=== YOUR GOAL ===
How many of the lines that follow contain the word "Workout"? Give only the number.
# # # # # # #
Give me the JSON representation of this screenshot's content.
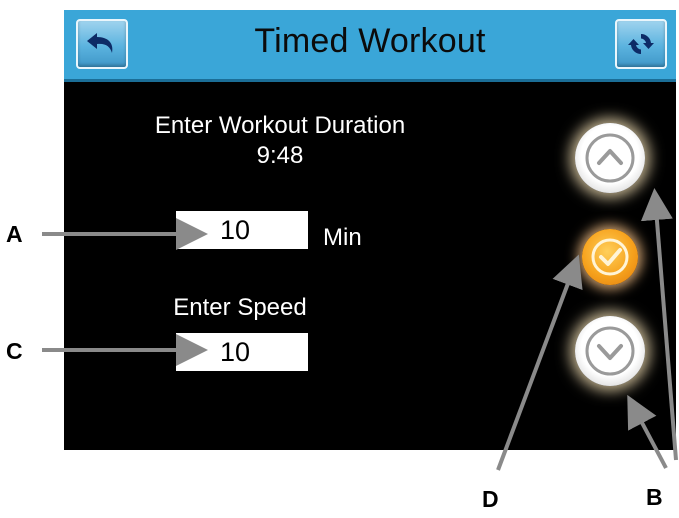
{
  "header": {
    "title": "Timed Workout",
    "back_icon": "undo-arrow-icon",
    "refresh_icon": "refresh-icon"
  },
  "duration": {
    "prompt": "Enter Workout Duration",
    "time": "9:48",
    "value": "10",
    "unit": "Min"
  },
  "speed": {
    "prompt": "Enter Speed",
    "value": "10"
  },
  "controls": {
    "up_icon": "chevron-up-icon",
    "confirm_icon": "checkmark-icon",
    "down_icon": "chevron-down-icon"
  },
  "annotations": {
    "a": "A",
    "b": "B",
    "c": "C",
    "d": "D"
  },
  "colors": {
    "header_bg": "#3aa6d8",
    "screen_bg": "#000000",
    "confirm_orange": "#f6a21d",
    "arrow_gray": "#8a8a8a"
  }
}
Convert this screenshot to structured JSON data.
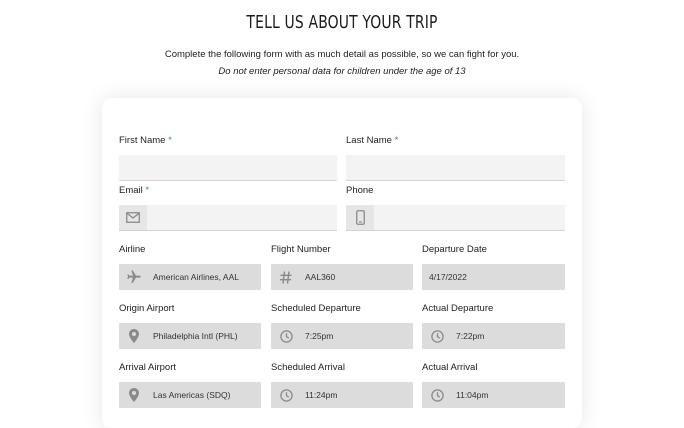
{
  "header": {
    "title": "TELL US ABOUT YOUR TRIP",
    "subtitle": "Complete the following form with as much detail as possible, so we can fight for you.",
    "note": "Do not enter personal data for children under the age of 13"
  },
  "form": {
    "required_marker": "*",
    "first_name": {
      "label": "First Name",
      "value": ""
    },
    "last_name": {
      "label": "Last Name",
      "value": ""
    },
    "email": {
      "label": "Email",
      "value": "",
      "icon": "envelope-icon"
    },
    "phone": {
      "label": "Phone",
      "value": "",
      "icon": "mobile-phone-icon"
    },
    "airline": {
      "label": "Airline",
      "value": "American Airlines, AAL",
      "icon": "airplane-icon"
    },
    "flight_number": {
      "label": "Flight Number",
      "value": "AAL360",
      "icon": "hash-icon"
    },
    "departure_date": {
      "label": "Departure Date",
      "value": "4/17/2022"
    },
    "origin_airport": {
      "label": "Origin Airport",
      "value": "Philadelphia Intl (PHL)",
      "icon": "map-pin-icon"
    },
    "scheduled_departure": {
      "label": "Scheduled Departure",
      "value": "7:25pm",
      "icon": "clock-icon"
    },
    "actual_departure": {
      "label": "Actual Departure",
      "value": "7:22pm",
      "icon": "clock-icon"
    },
    "arrival_airport": {
      "label": "Arrival Airport",
      "value": "Las Americas (SDQ)",
      "icon": "map-pin-icon"
    },
    "scheduled_arrival": {
      "label": "Scheduled Arrival",
      "value": "11:24pm",
      "icon": "clock-icon"
    },
    "actual_arrival": {
      "label": "Actual Arrival",
      "value": "11:04pm",
      "icon": "clock-icon"
    }
  },
  "colors": {
    "required": "#3a7bd5",
    "input_bg": "#f3f3f3",
    "readonly_bg": "#dcdcdc",
    "icon": "#8a8a8a"
  }
}
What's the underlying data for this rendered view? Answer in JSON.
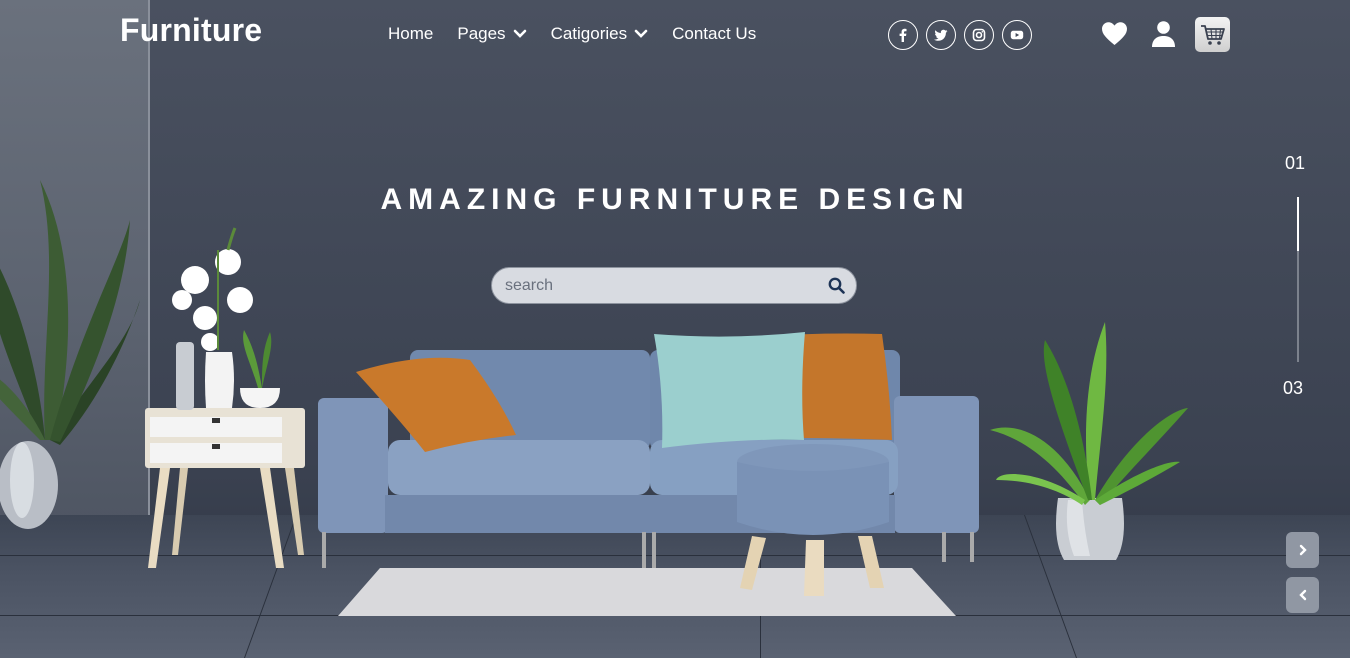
{
  "header": {
    "logo": "Furniture",
    "nav": [
      {
        "label": "Home",
        "dropdown": false
      },
      {
        "label": "Pages",
        "dropdown": true
      },
      {
        "label": "Catigories",
        "dropdown": true
      },
      {
        "label": "Contact Us",
        "dropdown": false
      }
    ],
    "socials": [
      "facebook-icon",
      "twitter-icon",
      "instagram-icon",
      "youtube-icon"
    ],
    "actions": [
      "heart-icon",
      "user-icon",
      "cart-icon"
    ]
  },
  "hero": {
    "headline": "AMAZING FURNITURE DESIGN",
    "search": {
      "placeholder": "search",
      "value": ""
    }
  },
  "slider": {
    "current": "01",
    "total": "03",
    "progress": 0.33
  },
  "colors": {
    "accent": "#ffffff",
    "sofa": "#7d93b5",
    "pillow_orange": "#c97a2c",
    "pillow_mint": "#9ed4d3",
    "wall": "#414857"
  }
}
# # # # # # #
=== RIGHT ANSWER ===
2